SHORT EXERCISE =>
Write out the material exactly. Do not include the pictures.

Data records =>
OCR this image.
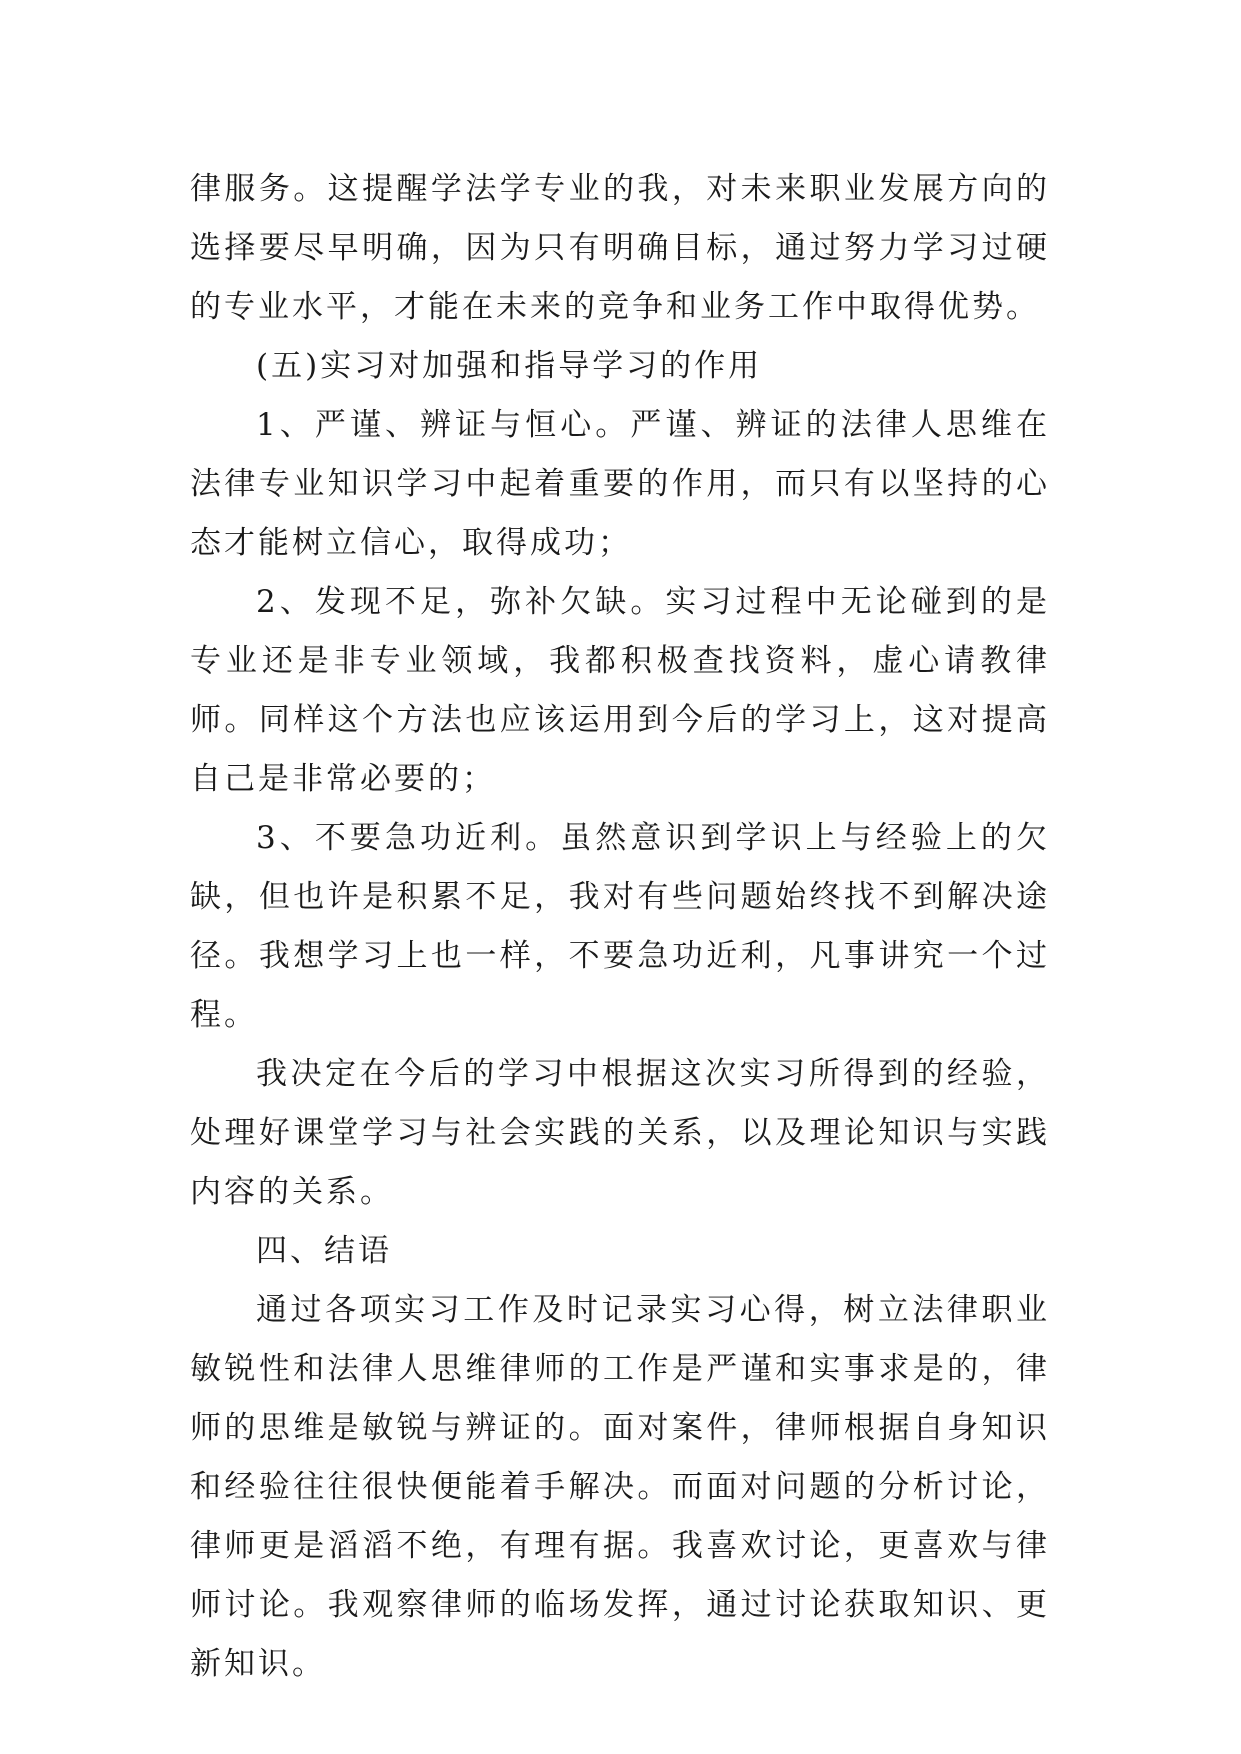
律服务。这提醒学法学专业的我，对未来职业发展方向的选择要尽早明确，因为只有明确目标，通过努力学习过硬的专业水平，才能在未来的竞争和业务工作中取得优势。

(五)实习对加强和指导学习的作用

1、严谨、辨证与恒心。严谨、辨证的法律人思维在法律专业知识学习中起着重要的作用，而只有以坚持的心态才能树立信心，取得成功；

2、发现不足，弥补欠缺。实习过程中无论碰到的是专业还是非专业领域，我都积极查找资料，虚心请教律师。同样这个方法也应该运用到今后的学习上，这对提高自己是非常必要的；

3、不要急功近利。虽然意识到学识上与经验上的欠缺，但也许是积累不足，我对有些问题始终找不到解决途径。我想学习上也一样，不要急功近利，凡事讲究一个过程。

我决定在今后的学习中根据这次实习所得到的经验，处理好课堂学习与社会实践的关系，以及理论知识与实践内容的关系。

四、结语

通过各项实习工作及时记录实习心得，树立法律职业敏锐性和法律人思维律师的工作是严谨和实事求是的，律师的思维是敏锐与辨证的。面对案件，律师根据自身知识和经验往往很快便能着手解决。而面对问题的分析讨论，律师更是滔滔不绝，有理有据。我喜欢讨论，更喜欢与律师讨论。我观察律师的临场发挥，通过讨论获取知识、更新知识。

WORKED SOLUTION =>
OCR this image.
律服务。这提醒学法学专业的我，对未来职业发展方向的选择要尽早明确，因为只有明确目标，通过努力学习过硬的专业水平，才能在未来的竞争和业务工作中取得优势。

(五)实习对加强和指导学习的作用

1、严谨、辨证与恒心。严谨、辨证的法律人思维在法律专业知识学习中起着重要的作用，而只有以坚持的心态才能树立信心，取得成功；

2、发现不足，弥补欠缺。实习过程中无论碰到的是专业还是非专业领域，我都积极查找资料，虚心请教律师。同样这个方法也应该运用到今后的学习上，这对提高自己是非常必要的；

3、不要急功近利。虽然意识到学识上与经验上的欠缺，但也许是积累不足，我对有些问题始终找不到解决途径。我想学习上也一样，不要急功近利，凡事讲究一个过程。

我决定在今后的学习中根据这次实习所得到的经验，处理好课堂学习与社会实践的关系，以及理论知识与实践内容的关系。

四、结语

通过各项实习工作及时记录实习心得，树立法律职业敏锐性和法律人思维律师的工作是严谨和实事求是的，律师的思维是敏锐与辨证的。面对案件，律师根据自身知识和经验往往很快便能着手解决。而面对问题的分析讨论，律师更是滔滔不绝，有理有据。我喜欢讨论，更喜欢与律师讨论。我观察律师的临场发挥，通过讨论获取知识、更新知识。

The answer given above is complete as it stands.